What is asked: Write out every line below that includes the word "params".

** Start of Data shown **

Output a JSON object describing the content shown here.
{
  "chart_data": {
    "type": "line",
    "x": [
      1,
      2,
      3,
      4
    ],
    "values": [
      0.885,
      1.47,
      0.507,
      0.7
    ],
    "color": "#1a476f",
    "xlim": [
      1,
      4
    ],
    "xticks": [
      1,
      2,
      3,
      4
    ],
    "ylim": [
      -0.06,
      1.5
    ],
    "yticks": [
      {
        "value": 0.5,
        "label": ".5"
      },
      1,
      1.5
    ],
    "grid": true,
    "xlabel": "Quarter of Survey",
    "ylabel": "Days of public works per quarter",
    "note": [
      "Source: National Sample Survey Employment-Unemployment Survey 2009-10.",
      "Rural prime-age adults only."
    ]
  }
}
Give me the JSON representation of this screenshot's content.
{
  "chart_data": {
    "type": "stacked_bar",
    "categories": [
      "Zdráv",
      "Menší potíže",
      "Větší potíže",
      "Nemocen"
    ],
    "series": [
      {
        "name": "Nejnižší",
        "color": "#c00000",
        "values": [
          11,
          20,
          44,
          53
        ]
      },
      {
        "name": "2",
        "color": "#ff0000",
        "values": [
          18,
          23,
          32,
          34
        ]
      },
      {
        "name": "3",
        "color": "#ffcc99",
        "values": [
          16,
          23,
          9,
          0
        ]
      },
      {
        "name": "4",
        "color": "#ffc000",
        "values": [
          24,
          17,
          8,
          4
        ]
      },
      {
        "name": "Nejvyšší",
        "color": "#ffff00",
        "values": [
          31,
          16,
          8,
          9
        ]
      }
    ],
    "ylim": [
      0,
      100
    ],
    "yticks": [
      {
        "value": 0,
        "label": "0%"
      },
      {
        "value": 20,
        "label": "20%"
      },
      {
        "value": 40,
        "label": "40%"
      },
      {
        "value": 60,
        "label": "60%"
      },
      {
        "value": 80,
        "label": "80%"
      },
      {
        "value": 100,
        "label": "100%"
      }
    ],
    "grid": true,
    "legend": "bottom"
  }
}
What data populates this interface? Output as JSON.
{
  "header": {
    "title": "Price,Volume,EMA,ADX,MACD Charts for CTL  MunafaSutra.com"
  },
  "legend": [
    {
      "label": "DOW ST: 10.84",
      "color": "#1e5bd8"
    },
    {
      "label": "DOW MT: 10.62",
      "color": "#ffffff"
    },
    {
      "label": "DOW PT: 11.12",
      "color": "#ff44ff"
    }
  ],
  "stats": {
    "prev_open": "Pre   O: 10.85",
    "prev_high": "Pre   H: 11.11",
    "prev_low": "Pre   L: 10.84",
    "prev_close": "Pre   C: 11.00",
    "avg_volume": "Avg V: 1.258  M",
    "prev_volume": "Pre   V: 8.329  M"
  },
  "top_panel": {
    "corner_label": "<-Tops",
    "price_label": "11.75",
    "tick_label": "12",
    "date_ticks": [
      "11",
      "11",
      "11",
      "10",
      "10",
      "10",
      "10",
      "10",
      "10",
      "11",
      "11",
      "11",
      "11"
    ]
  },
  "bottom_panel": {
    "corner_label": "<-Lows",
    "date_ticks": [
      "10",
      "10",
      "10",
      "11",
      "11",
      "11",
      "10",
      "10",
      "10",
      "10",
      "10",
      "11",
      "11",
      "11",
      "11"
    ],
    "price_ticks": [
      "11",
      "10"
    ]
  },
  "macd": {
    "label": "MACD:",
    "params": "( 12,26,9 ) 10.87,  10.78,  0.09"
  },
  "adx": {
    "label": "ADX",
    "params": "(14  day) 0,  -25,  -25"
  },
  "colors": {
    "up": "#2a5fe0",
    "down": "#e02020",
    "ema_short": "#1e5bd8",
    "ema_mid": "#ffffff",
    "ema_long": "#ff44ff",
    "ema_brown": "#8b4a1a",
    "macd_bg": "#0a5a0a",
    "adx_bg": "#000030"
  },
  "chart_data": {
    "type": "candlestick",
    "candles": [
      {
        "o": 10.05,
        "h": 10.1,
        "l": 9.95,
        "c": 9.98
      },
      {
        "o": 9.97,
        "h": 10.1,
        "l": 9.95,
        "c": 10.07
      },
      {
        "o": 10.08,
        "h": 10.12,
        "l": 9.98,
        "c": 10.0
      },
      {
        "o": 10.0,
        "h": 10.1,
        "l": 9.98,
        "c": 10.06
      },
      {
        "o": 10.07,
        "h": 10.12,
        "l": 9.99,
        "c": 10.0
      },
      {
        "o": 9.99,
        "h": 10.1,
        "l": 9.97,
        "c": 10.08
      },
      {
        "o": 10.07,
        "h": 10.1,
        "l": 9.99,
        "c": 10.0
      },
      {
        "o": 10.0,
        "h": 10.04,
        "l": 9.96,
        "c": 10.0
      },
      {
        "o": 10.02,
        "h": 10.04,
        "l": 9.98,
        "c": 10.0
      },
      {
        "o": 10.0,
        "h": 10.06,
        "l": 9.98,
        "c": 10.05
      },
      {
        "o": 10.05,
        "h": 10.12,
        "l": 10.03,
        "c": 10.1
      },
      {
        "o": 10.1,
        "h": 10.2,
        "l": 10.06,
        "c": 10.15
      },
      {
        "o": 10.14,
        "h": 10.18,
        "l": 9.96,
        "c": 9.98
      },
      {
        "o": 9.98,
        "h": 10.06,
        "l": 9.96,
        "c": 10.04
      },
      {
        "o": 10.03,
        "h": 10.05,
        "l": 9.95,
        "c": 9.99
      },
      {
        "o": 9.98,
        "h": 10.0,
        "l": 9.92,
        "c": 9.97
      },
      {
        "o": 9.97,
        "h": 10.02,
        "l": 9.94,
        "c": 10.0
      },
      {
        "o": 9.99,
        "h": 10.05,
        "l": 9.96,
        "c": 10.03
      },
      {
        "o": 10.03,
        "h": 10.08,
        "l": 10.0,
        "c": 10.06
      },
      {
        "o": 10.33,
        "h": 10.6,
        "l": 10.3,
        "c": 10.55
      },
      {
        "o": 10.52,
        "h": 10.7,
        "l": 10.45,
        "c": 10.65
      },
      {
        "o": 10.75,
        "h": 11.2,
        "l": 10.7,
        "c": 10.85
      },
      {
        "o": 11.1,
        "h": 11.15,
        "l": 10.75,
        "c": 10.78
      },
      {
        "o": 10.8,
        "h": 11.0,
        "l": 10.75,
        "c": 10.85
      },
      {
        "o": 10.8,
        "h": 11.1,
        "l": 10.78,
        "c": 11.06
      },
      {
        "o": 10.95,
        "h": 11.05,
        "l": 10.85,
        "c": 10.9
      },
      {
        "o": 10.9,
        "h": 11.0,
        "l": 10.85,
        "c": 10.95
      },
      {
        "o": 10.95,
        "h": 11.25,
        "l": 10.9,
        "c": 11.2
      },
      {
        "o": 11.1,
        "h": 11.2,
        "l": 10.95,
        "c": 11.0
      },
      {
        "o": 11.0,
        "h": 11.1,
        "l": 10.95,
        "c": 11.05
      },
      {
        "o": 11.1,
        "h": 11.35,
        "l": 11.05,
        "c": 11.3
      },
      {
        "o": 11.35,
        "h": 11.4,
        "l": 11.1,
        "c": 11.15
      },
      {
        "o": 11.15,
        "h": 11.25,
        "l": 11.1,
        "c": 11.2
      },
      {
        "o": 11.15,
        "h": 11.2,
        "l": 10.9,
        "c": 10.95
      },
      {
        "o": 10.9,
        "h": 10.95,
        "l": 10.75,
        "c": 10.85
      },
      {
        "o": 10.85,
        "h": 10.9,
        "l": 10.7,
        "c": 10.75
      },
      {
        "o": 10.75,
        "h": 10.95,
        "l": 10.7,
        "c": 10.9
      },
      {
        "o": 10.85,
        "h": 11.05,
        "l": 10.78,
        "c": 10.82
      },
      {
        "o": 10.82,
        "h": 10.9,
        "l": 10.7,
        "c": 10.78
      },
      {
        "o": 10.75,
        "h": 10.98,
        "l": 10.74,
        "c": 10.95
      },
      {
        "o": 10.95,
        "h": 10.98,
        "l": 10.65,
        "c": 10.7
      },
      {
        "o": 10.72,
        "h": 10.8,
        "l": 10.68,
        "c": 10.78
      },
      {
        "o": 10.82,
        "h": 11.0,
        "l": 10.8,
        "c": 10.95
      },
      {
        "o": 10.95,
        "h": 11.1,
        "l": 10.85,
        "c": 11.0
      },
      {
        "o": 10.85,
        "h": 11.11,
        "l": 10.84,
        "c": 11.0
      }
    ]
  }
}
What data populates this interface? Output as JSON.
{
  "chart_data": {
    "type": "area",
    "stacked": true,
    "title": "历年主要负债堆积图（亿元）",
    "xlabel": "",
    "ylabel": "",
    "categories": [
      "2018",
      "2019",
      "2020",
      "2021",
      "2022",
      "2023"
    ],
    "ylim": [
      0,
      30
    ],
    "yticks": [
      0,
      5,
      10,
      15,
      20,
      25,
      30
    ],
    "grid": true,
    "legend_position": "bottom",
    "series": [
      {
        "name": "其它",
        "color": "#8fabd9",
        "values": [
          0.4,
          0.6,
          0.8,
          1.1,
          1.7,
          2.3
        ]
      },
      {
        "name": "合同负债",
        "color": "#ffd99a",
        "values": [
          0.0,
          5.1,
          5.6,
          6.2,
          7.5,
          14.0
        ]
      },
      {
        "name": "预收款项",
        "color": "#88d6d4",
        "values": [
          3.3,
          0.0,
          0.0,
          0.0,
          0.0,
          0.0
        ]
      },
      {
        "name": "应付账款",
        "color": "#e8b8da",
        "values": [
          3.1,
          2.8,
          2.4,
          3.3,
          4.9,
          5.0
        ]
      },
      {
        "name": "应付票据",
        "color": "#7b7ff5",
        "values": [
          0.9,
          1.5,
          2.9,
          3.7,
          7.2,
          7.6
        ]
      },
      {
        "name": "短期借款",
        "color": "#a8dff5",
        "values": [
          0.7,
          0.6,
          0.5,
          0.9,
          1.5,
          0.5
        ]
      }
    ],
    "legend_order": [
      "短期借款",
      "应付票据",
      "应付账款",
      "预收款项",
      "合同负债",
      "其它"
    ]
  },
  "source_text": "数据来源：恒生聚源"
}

** End of Data shown **

Response:
    "params": "( 12,26,9 ) 10.87,  10.78,  0.09"
    "params": "(14  day) 0,  -25,  -25"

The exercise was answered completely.